STATED EXERCISE: Copy out all lines carrying the word "citrodora".

[Records that describe figures]
==*==
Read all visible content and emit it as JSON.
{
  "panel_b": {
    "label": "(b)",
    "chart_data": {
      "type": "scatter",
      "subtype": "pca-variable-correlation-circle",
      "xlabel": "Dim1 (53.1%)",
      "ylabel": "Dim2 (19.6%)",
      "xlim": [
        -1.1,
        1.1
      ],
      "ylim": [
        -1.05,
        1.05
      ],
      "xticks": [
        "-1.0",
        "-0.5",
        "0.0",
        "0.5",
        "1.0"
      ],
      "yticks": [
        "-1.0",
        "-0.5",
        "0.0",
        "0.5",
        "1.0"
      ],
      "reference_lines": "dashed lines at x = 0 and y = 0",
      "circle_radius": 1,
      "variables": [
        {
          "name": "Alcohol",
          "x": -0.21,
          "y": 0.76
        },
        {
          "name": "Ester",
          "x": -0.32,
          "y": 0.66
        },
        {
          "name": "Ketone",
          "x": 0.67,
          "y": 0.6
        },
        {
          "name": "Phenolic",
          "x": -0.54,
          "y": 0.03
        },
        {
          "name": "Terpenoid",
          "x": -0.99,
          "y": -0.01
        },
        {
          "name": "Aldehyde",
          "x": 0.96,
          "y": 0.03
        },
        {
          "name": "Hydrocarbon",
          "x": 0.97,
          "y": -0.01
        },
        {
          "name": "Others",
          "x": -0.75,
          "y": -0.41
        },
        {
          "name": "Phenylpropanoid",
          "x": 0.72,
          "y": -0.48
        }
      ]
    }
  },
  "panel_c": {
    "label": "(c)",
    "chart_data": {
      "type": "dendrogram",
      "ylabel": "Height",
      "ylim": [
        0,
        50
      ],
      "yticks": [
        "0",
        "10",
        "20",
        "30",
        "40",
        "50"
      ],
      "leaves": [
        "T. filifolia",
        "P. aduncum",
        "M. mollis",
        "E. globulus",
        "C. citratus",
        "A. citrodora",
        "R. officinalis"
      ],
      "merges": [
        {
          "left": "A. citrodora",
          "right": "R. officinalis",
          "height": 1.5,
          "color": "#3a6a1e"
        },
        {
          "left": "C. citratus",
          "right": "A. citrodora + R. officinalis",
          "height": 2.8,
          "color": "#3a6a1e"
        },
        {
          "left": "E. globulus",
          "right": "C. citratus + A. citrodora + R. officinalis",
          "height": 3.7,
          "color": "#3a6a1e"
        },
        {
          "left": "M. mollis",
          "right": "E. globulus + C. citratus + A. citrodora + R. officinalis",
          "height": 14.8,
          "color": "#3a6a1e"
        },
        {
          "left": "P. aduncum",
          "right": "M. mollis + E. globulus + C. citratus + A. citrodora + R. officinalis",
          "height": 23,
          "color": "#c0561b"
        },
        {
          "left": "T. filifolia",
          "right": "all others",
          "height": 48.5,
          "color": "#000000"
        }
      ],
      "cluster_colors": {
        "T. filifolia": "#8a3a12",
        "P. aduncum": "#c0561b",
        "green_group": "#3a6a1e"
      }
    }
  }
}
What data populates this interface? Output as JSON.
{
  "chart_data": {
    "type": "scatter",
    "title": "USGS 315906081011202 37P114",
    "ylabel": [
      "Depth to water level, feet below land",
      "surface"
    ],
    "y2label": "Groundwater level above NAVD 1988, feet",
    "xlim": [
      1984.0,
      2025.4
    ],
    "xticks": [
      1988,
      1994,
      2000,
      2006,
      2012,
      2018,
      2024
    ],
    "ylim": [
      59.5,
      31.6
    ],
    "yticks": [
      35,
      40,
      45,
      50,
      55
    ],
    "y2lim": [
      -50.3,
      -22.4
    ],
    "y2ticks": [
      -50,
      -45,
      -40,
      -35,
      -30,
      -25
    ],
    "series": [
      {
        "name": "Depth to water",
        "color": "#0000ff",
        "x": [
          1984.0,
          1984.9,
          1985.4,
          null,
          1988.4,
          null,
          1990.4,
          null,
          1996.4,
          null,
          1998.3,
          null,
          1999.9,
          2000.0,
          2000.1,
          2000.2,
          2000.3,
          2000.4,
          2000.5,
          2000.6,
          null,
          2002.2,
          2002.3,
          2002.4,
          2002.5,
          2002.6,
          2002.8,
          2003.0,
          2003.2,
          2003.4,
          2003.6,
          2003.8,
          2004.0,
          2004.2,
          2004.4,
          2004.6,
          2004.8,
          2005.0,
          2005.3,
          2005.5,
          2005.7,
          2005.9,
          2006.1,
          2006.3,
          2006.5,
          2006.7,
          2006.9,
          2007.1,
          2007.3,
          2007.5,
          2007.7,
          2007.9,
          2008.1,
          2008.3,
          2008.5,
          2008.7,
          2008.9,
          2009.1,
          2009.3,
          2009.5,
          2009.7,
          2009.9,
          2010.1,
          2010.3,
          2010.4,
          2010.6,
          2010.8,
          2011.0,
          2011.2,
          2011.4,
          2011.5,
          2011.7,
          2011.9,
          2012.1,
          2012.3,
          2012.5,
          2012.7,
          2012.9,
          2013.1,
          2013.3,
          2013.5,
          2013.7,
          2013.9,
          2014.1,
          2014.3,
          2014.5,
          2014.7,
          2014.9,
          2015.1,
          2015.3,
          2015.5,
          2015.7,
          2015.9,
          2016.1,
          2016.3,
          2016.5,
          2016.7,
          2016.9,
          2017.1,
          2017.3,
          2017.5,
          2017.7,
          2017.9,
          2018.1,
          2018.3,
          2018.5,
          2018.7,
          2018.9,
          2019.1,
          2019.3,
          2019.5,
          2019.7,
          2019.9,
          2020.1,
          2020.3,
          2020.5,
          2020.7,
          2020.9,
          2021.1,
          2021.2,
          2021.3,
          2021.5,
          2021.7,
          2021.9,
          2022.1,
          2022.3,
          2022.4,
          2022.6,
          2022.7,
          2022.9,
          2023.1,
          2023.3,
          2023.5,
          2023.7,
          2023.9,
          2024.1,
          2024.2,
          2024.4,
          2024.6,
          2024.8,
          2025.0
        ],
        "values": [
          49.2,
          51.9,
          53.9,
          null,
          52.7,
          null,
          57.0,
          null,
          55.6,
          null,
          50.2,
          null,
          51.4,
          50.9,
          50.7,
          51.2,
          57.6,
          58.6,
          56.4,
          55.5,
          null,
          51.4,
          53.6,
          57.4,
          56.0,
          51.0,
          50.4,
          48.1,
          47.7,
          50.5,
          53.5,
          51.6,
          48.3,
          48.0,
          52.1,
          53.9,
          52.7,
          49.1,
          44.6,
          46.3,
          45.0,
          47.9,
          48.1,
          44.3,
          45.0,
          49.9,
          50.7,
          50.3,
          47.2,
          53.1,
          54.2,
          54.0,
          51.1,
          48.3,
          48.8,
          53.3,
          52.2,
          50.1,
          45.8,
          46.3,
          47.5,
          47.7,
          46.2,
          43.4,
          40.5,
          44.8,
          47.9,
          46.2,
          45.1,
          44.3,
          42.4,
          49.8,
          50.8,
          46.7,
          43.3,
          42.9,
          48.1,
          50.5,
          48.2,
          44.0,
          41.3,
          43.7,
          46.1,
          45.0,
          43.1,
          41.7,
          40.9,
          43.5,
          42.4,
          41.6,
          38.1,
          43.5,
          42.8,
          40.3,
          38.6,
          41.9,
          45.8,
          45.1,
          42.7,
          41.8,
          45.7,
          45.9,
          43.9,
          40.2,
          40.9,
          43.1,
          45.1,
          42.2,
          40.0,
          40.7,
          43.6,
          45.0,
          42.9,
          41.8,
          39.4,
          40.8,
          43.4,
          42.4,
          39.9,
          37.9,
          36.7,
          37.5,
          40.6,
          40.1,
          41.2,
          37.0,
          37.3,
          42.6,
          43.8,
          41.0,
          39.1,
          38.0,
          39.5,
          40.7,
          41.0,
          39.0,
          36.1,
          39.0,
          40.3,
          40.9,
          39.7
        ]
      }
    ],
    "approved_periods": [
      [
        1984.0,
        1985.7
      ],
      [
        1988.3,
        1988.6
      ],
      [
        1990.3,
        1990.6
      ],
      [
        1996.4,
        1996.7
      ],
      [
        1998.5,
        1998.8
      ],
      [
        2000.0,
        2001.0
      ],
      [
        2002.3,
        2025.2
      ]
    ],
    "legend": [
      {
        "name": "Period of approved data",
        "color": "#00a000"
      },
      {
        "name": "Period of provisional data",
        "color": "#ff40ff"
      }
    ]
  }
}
==*==
THE REPLY:
        "A. citrodora",
          "left": "A. citrodora",
          "right": "A. citrodora + R. officinalis",
          "right": "C. citratus + A. citrodora + R. officinalis",
          "right": "E. globulus + C. citratus + A. citrodora + R. officinalis",
          "right": "M. mollis + E. globulus + C. citratus + A. citrodora + R. officinalis",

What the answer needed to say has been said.